Do not copy the pictures; transcribe all other material exactly.

= = = = =

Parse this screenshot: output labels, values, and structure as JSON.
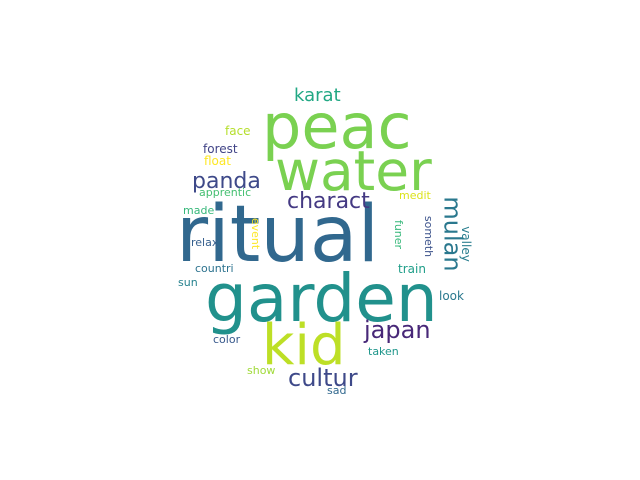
{
  "words": [
    {
      "text": "ritual",
      "color": "#31688e",
      "vertical": false
    },
    {
      "text": "garden",
      "color": "#21918c",
      "vertical": false
    },
    {
      "text": "peac",
      "color": "#7ad151",
      "vertical": false
    },
    {
      "text": "water",
      "color": "#7ad151",
      "vertical": false
    },
    {
      "text": "kid",
      "color": "#bddf26",
      "vertical": false
    },
    {
      "text": "japan",
      "color": "#482878",
      "vertical": false
    },
    {
      "text": "cultur",
      "color": "#3e4989",
      "vertical": false
    },
    {
      "text": "panda",
      "color": "#3e4989",
      "vertical": false
    },
    {
      "text": "charact",
      "color": "#443983",
      "vertical": false
    },
    {
      "text": "mulan",
      "color": "#2a788e",
      "vertical": true
    },
    {
      "text": "karat",
      "color": "#22a884",
      "vertical": false
    },
    {
      "text": "face",
      "color": "#b5de2b",
      "vertical": false
    },
    {
      "text": "forest",
      "color": "#414487",
      "vertical": false
    },
    {
      "text": "float",
      "color": "#fde725",
      "vertical": false
    },
    {
      "text": "apprentic",
      "color": "#44bf70",
      "vertical": false
    },
    {
      "text": "made",
      "color": "#35b779",
      "vertical": false
    },
    {
      "text": "event",
      "color": "#fde725",
      "vertical": true
    },
    {
      "text": "relax",
      "color": "#355f8d",
      "vertical": false
    },
    {
      "text": "medit",
      "color": "#dce319",
      "vertical": false
    },
    {
      "text": "funer",
      "color": "#35b779",
      "vertical": true
    },
    {
      "text": "someth",
      "color": "#3b528b",
      "vertical": true
    },
    {
      "text": "valley",
      "color": "#287d8e",
      "vertical": true
    },
    {
      "text": "countri",
      "color": "#2c728e",
      "vertical": false
    },
    {
      "text": "train",
      "color": "#1f9e89",
      "vertical": false
    },
    {
      "text": "sun",
      "color": "#26828e",
      "vertical": false
    },
    {
      "text": "look",
      "color": "#2a788e",
      "vertical": false
    },
    {
      "text": "color",
      "color": "#38598c",
      "vertical": false
    },
    {
      "text": "taken",
      "color": "#1f968b",
      "vertical": false
    },
    {
      "text": "show",
      "color": "#a0da39",
      "vertical": false
    },
    {
      "text": "sad",
      "color": "#31688e",
      "vertical": false
    }
  ]
}
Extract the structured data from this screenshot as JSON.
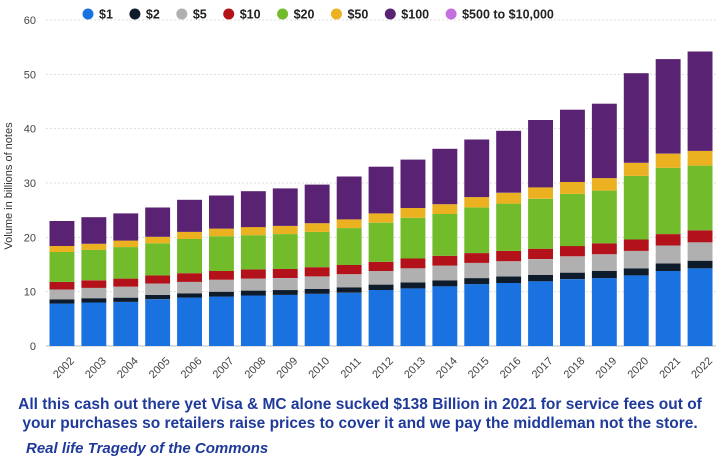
{
  "chart_data": {
    "type": "bar",
    "stacked": true,
    "ylabel": "Volume in billions of notes",
    "ylim": [
      0,
      60
    ],
    "yticks": [
      0,
      10,
      20,
      30,
      40,
      50,
      60
    ],
    "grid": true,
    "legend_position": "top",
    "categories": [
      "2002",
      "2003",
      "2004",
      "2005",
      "2006",
      "2007",
      "2008",
      "2009",
      "2010",
      "2011",
      "2012",
      "2013",
      "2014",
      "2015",
      "2016",
      "2017",
      "2018",
      "2019",
      "2020",
      "2021",
      "2022"
    ],
    "series": [
      {
        "name": "$1",
        "color": "#1a72e0",
        "values": [
          7.8,
          8.0,
          8.1,
          8.6,
          8.9,
          9.1,
          9.3,
          9.4,
          9.6,
          9.8,
          10.3,
          10.6,
          11.0,
          11.4,
          11.6,
          11.9,
          12.3,
          12.5,
          13.0,
          13.8,
          14.3
        ]
      },
      {
        "name": "$2",
        "color": "#0d1b2a",
        "values": [
          0.8,
          0.8,
          0.8,
          0.8,
          0.8,
          0.9,
          0.9,
          0.9,
          0.9,
          1.0,
          1.0,
          1.1,
          1.1,
          1.1,
          1.2,
          1.2,
          1.2,
          1.3,
          1.3,
          1.4,
          1.4
        ]
      },
      {
        "name": "$5",
        "color": "#b0b0b0",
        "values": [
          1.8,
          1.9,
          2.0,
          2.1,
          2.1,
          2.2,
          2.2,
          2.2,
          2.3,
          2.4,
          2.5,
          2.6,
          2.7,
          2.8,
          2.8,
          2.9,
          3.0,
          3.1,
          3.2,
          3.3,
          3.4
        ]
      },
      {
        "name": "$10",
        "color": "#b3121a",
        "values": [
          1.4,
          1.4,
          1.5,
          1.5,
          1.6,
          1.6,
          1.7,
          1.7,
          1.7,
          1.7,
          1.7,
          1.8,
          1.8,
          1.8,
          1.9,
          1.9,
          1.9,
          2.0,
          2.1,
          2.1,
          2.2
        ]
      },
      {
        "name": "$20",
        "color": "#72bb2a",
        "values": [
          5.5,
          5.6,
          5.8,
          5.9,
          6.3,
          6.4,
          6.3,
          6.4,
          6.5,
          6.8,
          7.2,
          7.5,
          7.7,
          8.4,
          8.7,
          9.2,
          9.6,
          9.7,
          11.7,
          12.2,
          11.9
        ]
      },
      {
        "name": "$50",
        "color": "#ebb120",
        "values": [
          1.1,
          1.1,
          1.2,
          1.2,
          1.3,
          1.4,
          1.5,
          1.5,
          1.6,
          1.6,
          1.7,
          1.8,
          1.8,
          1.9,
          2.0,
          2.1,
          2.2,
          2.3,
          2.4,
          2.6,
          2.7
        ]
      },
      {
        "name": "$100",
        "color": "#5a2273",
        "values": [
          4.6,
          4.9,
          5.0,
          5.4,
          5.9,
          6.1,
          6.6,
          6.9,
          7.1,
          7.9,
          8.6,
          8.9,
          10.2,
          10.6,
          11.4,
          12.4,
          13.3,
          13.7,
          16.5,
          17.4,
          18.3
        ]
      },
      {
        "name": "$500 to $10,000",
        "color": "#c46ee0",
        "values": [
          0,
          0,
          0,
          0,
          0,
          0,
          0,
          0,
          0,
          0,
          0,
          0,
          0,
          0,
          0,
          0,
          0,
          0,
          0,
          0,
          0
        ]
      }
    ]
  },
  "captions": {
    "main": "All this cash out there yet Visa & MC alone sucked $138 Billion in 2021 for service fees out of your purchases so retailers raise prices to cover it and we pay the middleman not the store.",
    "sub": "Real life Tragedy of the Commons"
  }
}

= = = = =

• [Exercise answer]
Parse this screenshot: output labels, values, and structure as JSON.
{
  "words": [
    {
      "text": "ritual",
      "color": "#31688e",
      "vertical": false
    },
    {
      "text": "garden",
      "color": "#21918c",
      "vertical": false
    },
    {
      "text": "peac",
      "color": "#7ad151",
      "vertical": false
    },
    {
      "text": "water",
      "color": "#7ad151",
      "vertical": false
    },
    {
      "text": "kid",
      "color": "#bddf26",
      "vertical": false
    },
    {
      "text": "japan",
      "color": "#482878",
      "vertical": false
    },
    {
      "text": "cultur",
      "color": "#3e4989",
      "vertical": false
    },
    {
      "text": "panda",
      "color": "#3e4989",
      "vertical": false
    },
    {
      "text": "charact",
      "color": "#443983",
      "vertical": false
    },
    {
      "text": "mulan",
      "color": "#2a788e",
      "vertical": true
    },
    {
      "text": "karat",
      "color": "#22a884",
      "vertical": false
    },
    {
      "text": "face",
      "color": "#b5de2b",
      "vertical": false
    },
    {
      "text": "forest",
      "color": "#414487",
      "vertical": false
    },
    {
      "text": "float",
      "color": "#fde725",
      "vertical": false
    },
    {
      "text": "apprentic",
      "color": "#44bf70",
      "vertical": false
    },
    {
      "text": "made",
      "color": "#35b779",
      "vertical": false
    },
    {
      "text": "event",
      "color": "#fde725",
      "vertical": true
    },
    {
      "text": "relax",
      "color": "#355f8d",
      "vertical": false
    },
    {
      "text": "medit",
      "color": "#dce319",
      "vertical": false
    },
    {
      "text": "funer",
      "color": "#35b779",
      "vertical": true
    },
    {
      "text": "someth",
      "color": "#3b528b",
      "vertical": true
    },
    {
      "text": "valley",
      "color": "#287d8e",
      "vertical": true
    },
    {
      "text": "countri",
      "color": "#2c728e",
      "vertical": false
    },
    {
      "text": "train",
      "color": "#1f9e89",
      "vertical": false
    },
    {
      "text": "sun",
      "color": "#26828e",
      "vertical": false
    },
    {
      "text": "look",
      "color": "#2a788e",
      "vertical": false
    },
    {
      "text": "color",
      "color": "#38598c",
      "vertical": false
    },
    {
      "text": "taken",
      "color": "#1f968b",
      "vertical": false
    },
    {
      "text": "show",
      "color": "#a0da39",
      "vertical": false
    },
    {
      "text": "sad",
      "color": "#31688e",
      "vertical": false
    }
  ]
}
Extract the structured data from this screenshot as JSON.
{
  "chart_data": {
    "type": "bar",
    "stacked": true,
    "ylabel": "Volume in billions of notes",
    "ylim": [
      0,
      60
    ],
    "yticks": [
      0,
      10,
      20,
      30,
      40,
      50,
      60
    ],
    "grid": true,
    "legend_position": "top",
    "categories": [
      "2002",
      "2003",
      "2004",
      "2005",
      "2006",
      "2007",
      "2008",
      "2009",
      "2010",
      "2011",
      "2012",
      "2013",
      "2014",
      "2015",
      "2016",
      "2017",
      "2018",
      "2019",
      "2020",
      "2021",
      "2022"
    ],
    "series": [
      {
        "name": "$1",
        "color": "#1a72e0",
        "values": [
          7.8,
          8.0,
          8.1,
          8.6,
          8.9,
          9.1,
          9.3,
          9.4,
          9.6,
          9.8,
          10.3,
          10.6,
          11.0,
          11.4,
          11.6,
          11.9,
          12.3,
          12.5,
          13.0,
          13.8,
          14.3
        ]
      },
      {
        "name": "$2",
        "color": "#0d1b2a",
        "values": [
          0.8,
          0.8,
          0.8,
          0.8,
          0.8,
          0.9,
          0.9,
          0.9,
          0.9,
          1.0,
          1.0,
          1.1,
          1.1,
          1.1,
          1.2,
          1.2,
          1.2,
          1.3,
          1.3,
          1.4,
          1.4
        ]
      },
      {
        "name": "$5",
        "color": "#b0b0b0",
        "values": [
          1.8,
          1.9,
          2.0,
          2.1,
          2.1,
          2.2,
          2.2,
          2.2,
          2.3,
          2.4,
          2.5,
          2.6,
          2.7,
          2.8,
          2.8,
          2.9,
          3.0,
          3.1,
          3.2,
          3.3,
          3.4
        ]
      },
      {
        "name": "$10",
        "color": "#b3121a",
        "values": [
          1.4,
          1.4,
          1.5,
          1.5,
          1.6,
          1.6,
          1.7,
          1.7,
          1.7,
          1.7,
          1.7,
          1.8,
          1.8,
          1.8,
          1.9,
          1.9,
          1.9,
          2.0,
          2.1,
          2.1,
          2.2
        ]
      },
      {
        "name": "$20",
        "color": "#72bb2a",
        "values": [
          5.5,
          5.6,
          5.8,
          5.9,
          6.3,
          6.4,
          6.3,
          6.4,
          6.5,
          6.8,
          7.2,
          7.5,
          7.7,
          8.4,
          8.7,
          9.2,
          9.6,
          9.7,
          11.7,
          12.2,
          11.9
        ]
      },
      {
        "name": "$50",
        "color": "#ebb120",
        "values": [
          1.1,
          1.1,
          1.2,
          1.2,
          1.3,
          1.4,
          1.5,
          1.5,
          1.6,
          1.6,
          1.7,
          1.8,
          1.8,
          1.9,
          2.0,
          2.1,
          2.2,
          2.3,
          2.4,
          2.6,
          2.7
        ]
      },
      {
        "name": "$100",
        "color": "#5a2273",
        "values": [
          4.6,
          4.9,
          5.0,
          5.4,
          5.9,
          6.1,
          6.6,
          6.9,
          7.1,
          7.9,
          8.6,
          8.9,
          10.2,
          10.6,
          11.4,
          12.4,
          13.3,
          13.7,
          16.5,
          17.4,
          18.3
        ]
      },
      {
        "name": "$500 to $10,000",
        "color": "#c46ee0",
        "values": [
          0,
          0,
          0,
          0,
          0,
          0,
          0,
          0,
          0,
          0,
          0,
          0,
          0,
          0,
          0,
          0,
          0,
          0,
          0,
          0,
          0
        ]
      }
    ]
  },
  "captions": {
    "main": "All this cash out there yet Visa & MC alone sucked $138 Billion in 2021 for service fees out of your purchases so retailers raise prices to cover it and we pay the middleman not the store.",
    "sub": "Real life Tragedy of the Commons"
  }
}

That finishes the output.